[Begin Selection]

By periodicity the values of the function $ f(z)$ are same in any period parallelogram and therefore its values are completely determined by the values it takes in any given period parallelogram. Moreover it should also be noted that it is really not necessary to keep the periods as the vertices of the parallelogram. Any four points of type $$ c, c + \omega_{1}, c + \omega_{1} + \omega_{2}, c + \omega_{2}$$ will make a parallelogram and the values of the function in this parallelogram will determines its values in the entire complex plane.
In general since the elliptic functions have poles at isolated points in the complex plane, it is possible to find a period parallelogram such that the the function has no poles on the the boundary of the parallelogram. Thus let $ P_{a}$ be the parallelogram with vertices $$ a, a + \omega_{1}, a + \omega_{1} + \omega_{2}, a + \omega_{2}$$ such that there are no poles of the elliptic function $ f(z)$ (here by $ f(z)$ we will mean $ \text{sn}(z), \text{cn}(z)$ etc, although the results which we establish here are valid for any doubly periodic function) on the boundary $ \partial P_{a}$ of the parallelogram $ P_{a}$.

[End Selection]

§ Requests:
1. List the four vertices of the parallelogram P_a as given in the passage on period parallelograms.
2. Answer these questions from the passage on period parallelograms, marking each answer with its letter:
(a) The values in what region completely determine the values of f(z)?
(b) What property of the poles of elliptic functions makes it possible to choose a period parallelogram with no poles on its boundary?
(c) What symbol denotes the boundary of P_a?
3. Quote the passage on period parallelograms from "By periodicity the" up to and including "entire complex plane.".
The items that come next have no connection to the text on period parallelograms.

[Begin Provided records]

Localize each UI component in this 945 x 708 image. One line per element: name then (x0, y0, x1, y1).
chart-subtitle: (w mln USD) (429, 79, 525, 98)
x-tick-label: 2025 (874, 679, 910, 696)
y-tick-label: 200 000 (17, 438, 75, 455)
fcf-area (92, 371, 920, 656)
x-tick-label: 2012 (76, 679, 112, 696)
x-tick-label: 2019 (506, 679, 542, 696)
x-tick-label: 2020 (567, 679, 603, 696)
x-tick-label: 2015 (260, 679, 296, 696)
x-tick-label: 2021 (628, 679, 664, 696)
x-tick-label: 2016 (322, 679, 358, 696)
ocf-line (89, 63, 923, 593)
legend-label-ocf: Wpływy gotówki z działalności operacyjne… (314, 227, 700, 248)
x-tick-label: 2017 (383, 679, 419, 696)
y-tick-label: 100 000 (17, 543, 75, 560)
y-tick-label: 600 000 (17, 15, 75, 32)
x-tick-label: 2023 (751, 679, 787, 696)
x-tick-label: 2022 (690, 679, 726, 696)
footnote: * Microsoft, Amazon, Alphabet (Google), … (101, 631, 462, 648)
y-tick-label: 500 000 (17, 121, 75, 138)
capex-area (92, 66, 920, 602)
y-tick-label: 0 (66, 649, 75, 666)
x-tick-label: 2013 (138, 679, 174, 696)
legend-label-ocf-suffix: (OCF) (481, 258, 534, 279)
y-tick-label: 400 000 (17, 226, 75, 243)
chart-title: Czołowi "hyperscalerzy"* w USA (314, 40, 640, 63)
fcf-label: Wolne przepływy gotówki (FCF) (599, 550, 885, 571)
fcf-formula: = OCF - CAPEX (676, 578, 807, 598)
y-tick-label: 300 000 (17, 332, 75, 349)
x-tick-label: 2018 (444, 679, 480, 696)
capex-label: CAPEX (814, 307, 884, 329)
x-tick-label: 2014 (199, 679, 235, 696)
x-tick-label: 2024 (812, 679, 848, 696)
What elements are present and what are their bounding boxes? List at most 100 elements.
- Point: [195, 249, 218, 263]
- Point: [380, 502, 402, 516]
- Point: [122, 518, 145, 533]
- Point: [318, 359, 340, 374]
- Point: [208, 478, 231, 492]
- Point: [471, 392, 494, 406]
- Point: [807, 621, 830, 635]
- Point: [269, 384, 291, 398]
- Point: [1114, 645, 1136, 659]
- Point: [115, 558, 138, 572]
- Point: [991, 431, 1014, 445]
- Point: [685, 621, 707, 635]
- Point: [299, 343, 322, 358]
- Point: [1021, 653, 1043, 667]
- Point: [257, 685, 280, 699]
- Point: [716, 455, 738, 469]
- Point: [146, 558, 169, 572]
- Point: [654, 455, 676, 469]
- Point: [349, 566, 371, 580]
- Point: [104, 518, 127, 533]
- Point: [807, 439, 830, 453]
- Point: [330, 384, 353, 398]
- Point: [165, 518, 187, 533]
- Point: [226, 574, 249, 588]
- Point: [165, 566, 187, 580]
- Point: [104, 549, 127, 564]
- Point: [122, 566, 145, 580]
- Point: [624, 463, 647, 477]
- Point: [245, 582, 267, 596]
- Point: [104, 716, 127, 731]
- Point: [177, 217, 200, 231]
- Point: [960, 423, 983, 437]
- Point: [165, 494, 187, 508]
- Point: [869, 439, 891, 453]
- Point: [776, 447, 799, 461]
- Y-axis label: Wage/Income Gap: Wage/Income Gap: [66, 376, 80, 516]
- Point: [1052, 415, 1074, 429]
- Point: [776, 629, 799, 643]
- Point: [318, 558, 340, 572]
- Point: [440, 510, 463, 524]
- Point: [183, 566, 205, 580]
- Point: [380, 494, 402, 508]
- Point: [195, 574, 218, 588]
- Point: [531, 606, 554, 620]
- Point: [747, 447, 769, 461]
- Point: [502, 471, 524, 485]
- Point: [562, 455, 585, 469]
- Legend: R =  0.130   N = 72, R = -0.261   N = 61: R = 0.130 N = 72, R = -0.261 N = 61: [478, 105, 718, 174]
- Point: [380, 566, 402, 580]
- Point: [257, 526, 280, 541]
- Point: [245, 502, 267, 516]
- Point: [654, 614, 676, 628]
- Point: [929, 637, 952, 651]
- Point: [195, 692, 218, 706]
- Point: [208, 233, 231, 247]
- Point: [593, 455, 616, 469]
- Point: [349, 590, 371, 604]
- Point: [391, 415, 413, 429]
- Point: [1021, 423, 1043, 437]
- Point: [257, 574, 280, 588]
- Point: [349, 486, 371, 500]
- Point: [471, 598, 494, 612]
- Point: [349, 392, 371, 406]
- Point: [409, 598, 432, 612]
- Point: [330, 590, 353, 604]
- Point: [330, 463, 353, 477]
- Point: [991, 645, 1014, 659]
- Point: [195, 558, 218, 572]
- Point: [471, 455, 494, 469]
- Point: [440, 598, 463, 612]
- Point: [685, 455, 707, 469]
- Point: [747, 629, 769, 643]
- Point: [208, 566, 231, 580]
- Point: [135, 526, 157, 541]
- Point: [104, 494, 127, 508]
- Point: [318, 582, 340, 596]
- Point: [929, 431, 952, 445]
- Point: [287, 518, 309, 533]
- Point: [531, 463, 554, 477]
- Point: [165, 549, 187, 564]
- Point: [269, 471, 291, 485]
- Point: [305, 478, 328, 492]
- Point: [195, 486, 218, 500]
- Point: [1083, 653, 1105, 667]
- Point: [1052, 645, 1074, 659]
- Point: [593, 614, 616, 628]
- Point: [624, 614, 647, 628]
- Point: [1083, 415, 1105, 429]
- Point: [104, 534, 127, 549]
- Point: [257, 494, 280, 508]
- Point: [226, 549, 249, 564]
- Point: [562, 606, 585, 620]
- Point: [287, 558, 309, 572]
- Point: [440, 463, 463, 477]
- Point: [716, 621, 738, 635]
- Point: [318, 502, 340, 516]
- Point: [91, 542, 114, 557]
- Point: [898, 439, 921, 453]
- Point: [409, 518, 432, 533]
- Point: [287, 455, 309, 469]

[End Provided records]

§ Complete answers:
1.
a
a + ω₁
a + ω₁ + ω₂
a + ω₂

2.
(a) The values f(z) takes in any given period parallelogram.
(b) The poles lie at isolated points in the complex plane.
(c) ∂P_a

3.
By periodicity the values of the function $ f(z)$ are same in any period parallelogram and therefore its values are completely determined by the values it takes in any given period parallelogram. Moreover it should also be noted that it is really not necessary to keep the periods as the vertices of the parallelogram. Any four points of type $$ c, c + \omega_{1}, c + \omega_{1} + \omega_{2}, c + \omega_{2}$$ will make a parallelogram and the values of the function in this parallelogram will determines its values in the entire complex plane.